[Collected data]
============
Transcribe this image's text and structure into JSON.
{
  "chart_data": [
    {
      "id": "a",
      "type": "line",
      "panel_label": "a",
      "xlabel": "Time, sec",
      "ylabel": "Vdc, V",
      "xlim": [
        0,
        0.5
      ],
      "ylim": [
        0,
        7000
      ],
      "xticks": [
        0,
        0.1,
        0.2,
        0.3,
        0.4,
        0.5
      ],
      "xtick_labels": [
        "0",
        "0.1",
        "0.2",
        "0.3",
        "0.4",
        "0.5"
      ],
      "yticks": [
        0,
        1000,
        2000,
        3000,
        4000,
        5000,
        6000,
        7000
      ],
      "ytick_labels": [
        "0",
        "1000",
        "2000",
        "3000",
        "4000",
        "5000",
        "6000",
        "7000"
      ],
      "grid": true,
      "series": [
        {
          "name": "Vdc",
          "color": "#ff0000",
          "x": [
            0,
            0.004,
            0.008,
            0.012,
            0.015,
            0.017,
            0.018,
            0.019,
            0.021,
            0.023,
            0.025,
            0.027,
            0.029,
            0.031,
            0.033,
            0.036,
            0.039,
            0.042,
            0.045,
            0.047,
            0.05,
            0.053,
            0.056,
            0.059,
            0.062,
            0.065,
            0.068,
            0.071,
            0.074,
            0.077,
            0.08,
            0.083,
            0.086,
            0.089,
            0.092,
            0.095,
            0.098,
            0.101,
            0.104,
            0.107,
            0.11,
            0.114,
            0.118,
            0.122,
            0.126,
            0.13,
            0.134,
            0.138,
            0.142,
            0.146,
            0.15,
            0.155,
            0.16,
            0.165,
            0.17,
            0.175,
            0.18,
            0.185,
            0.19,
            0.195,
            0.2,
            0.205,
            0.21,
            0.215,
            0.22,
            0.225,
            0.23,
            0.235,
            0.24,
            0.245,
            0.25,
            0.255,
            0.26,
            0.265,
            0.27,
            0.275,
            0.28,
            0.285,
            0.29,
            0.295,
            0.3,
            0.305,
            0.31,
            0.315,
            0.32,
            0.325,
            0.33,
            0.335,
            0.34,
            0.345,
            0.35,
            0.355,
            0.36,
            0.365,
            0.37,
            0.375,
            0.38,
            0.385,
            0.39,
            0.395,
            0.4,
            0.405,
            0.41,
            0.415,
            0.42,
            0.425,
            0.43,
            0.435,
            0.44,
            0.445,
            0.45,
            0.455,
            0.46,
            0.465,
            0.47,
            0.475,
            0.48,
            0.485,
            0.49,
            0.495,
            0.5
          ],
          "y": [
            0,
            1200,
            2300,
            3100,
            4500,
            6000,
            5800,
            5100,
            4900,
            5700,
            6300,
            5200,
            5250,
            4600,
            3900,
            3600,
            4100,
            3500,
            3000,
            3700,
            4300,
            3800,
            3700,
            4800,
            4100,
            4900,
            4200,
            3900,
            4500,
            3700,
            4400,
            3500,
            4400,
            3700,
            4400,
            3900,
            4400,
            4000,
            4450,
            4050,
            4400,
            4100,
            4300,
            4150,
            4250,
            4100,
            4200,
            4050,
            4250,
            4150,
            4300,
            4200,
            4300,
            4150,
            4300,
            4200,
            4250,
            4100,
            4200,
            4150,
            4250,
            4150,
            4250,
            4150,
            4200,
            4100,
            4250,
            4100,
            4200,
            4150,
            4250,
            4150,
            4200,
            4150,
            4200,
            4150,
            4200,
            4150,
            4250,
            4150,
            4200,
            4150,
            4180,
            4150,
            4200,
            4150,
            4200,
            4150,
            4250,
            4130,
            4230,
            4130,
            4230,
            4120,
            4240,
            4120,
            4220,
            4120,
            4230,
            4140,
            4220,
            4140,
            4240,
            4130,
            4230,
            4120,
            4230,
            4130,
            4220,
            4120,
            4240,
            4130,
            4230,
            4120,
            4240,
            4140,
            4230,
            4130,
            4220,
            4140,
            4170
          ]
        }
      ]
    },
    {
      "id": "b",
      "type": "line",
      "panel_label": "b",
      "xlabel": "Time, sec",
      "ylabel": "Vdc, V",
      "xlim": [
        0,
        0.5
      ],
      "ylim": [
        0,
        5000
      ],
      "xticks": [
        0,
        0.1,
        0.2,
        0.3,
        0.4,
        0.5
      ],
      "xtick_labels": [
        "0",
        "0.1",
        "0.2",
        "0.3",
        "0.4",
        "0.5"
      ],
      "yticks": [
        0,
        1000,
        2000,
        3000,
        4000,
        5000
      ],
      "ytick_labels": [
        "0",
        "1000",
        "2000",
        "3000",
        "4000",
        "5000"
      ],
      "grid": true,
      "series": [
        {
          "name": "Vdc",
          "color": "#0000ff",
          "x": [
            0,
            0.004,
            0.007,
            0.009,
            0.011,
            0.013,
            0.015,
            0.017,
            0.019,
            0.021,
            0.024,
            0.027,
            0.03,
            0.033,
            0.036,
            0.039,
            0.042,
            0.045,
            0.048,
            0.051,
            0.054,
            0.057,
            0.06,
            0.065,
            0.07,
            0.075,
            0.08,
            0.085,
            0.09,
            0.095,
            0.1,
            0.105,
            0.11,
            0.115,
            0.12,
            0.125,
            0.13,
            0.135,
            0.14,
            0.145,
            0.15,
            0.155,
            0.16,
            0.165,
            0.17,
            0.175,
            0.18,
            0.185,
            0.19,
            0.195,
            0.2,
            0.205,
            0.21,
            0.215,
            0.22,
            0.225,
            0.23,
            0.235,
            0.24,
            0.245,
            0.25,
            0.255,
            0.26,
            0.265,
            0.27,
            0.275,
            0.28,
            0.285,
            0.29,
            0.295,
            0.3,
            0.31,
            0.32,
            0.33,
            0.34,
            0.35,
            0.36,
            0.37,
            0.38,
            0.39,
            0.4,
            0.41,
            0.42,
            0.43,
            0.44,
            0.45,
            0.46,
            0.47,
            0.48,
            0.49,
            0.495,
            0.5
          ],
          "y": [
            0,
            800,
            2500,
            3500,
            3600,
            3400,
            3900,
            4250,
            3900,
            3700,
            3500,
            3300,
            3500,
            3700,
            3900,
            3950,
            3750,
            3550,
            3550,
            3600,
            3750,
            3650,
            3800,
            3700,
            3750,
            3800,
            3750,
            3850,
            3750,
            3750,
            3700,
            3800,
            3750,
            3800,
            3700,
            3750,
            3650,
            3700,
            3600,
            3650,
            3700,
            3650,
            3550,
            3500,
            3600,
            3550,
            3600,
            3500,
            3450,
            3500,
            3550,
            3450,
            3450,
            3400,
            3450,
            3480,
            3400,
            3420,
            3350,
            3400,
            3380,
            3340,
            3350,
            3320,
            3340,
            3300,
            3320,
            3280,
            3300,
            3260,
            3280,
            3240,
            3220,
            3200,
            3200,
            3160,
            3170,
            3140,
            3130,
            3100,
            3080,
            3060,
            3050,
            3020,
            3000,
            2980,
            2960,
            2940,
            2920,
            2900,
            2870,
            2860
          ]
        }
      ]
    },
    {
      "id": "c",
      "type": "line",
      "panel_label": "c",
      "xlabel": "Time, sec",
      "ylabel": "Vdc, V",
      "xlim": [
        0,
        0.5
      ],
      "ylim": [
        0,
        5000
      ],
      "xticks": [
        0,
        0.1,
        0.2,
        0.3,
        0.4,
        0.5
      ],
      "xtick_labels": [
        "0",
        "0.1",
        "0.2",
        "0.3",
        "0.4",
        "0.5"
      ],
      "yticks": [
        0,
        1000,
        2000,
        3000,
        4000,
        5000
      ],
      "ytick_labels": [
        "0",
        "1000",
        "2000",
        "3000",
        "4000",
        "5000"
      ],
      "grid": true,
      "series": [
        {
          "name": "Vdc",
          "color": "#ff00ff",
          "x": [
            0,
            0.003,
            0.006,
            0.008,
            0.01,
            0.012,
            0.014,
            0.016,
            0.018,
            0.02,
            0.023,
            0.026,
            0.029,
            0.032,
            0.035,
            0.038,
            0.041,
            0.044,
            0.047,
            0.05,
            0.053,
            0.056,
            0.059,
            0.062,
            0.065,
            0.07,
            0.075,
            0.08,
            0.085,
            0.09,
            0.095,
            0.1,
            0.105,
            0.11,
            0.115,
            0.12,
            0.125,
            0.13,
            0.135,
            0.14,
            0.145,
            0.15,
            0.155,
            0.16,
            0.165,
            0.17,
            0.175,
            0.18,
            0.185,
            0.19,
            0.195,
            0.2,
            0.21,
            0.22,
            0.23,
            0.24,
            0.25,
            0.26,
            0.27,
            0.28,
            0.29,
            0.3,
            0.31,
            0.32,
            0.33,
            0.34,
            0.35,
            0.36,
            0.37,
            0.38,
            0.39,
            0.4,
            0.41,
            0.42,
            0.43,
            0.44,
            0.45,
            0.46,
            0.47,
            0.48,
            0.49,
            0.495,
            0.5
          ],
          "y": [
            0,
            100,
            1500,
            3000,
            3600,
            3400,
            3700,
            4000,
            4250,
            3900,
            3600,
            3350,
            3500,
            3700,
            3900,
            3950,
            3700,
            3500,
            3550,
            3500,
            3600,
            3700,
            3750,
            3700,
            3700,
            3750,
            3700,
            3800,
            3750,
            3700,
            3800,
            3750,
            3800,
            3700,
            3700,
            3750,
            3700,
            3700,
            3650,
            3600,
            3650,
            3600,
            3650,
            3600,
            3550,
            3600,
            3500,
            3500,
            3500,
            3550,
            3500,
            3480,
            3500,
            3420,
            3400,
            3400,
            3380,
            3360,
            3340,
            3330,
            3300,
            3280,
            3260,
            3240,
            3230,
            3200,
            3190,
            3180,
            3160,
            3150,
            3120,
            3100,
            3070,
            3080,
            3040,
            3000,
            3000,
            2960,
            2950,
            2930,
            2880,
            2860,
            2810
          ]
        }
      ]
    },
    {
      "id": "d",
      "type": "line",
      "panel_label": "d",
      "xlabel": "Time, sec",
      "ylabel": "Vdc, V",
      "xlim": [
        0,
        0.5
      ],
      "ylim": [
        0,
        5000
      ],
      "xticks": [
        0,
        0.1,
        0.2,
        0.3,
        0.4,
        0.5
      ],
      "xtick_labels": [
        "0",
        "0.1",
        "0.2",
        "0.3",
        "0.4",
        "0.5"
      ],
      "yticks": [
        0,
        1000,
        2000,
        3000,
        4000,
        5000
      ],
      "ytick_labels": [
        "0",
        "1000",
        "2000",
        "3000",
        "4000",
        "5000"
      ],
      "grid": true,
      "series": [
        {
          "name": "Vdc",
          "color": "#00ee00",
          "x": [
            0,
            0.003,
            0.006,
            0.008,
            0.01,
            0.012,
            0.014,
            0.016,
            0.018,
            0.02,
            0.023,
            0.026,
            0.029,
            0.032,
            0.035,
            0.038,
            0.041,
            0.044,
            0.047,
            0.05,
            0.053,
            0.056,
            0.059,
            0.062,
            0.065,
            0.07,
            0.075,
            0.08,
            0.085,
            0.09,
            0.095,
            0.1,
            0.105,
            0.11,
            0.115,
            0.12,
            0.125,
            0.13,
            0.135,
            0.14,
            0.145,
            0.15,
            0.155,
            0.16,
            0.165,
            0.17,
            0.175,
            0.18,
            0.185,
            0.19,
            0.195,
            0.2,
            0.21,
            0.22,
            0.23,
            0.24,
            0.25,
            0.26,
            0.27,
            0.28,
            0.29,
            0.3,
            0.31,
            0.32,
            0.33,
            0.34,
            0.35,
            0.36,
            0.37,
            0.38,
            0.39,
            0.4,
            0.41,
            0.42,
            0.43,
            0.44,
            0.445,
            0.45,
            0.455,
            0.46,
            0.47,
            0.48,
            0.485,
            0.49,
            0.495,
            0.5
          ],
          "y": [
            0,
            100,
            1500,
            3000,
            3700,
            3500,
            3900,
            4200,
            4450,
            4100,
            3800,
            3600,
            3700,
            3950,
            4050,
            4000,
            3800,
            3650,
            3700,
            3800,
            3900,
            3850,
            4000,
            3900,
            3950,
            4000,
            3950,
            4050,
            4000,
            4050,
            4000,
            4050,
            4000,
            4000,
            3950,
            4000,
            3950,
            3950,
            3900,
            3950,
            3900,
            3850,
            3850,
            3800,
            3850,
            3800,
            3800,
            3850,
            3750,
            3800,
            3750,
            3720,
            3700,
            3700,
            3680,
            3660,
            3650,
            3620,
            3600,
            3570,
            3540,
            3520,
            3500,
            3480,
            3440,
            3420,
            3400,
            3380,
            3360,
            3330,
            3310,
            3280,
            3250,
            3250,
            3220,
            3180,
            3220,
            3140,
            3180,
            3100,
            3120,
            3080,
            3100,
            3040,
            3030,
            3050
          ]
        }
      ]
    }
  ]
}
============
Give the number of lines above in which the word "color" occurs, with nothing else.

■ **OUTPUT FOR THIS EXERCISE**: 4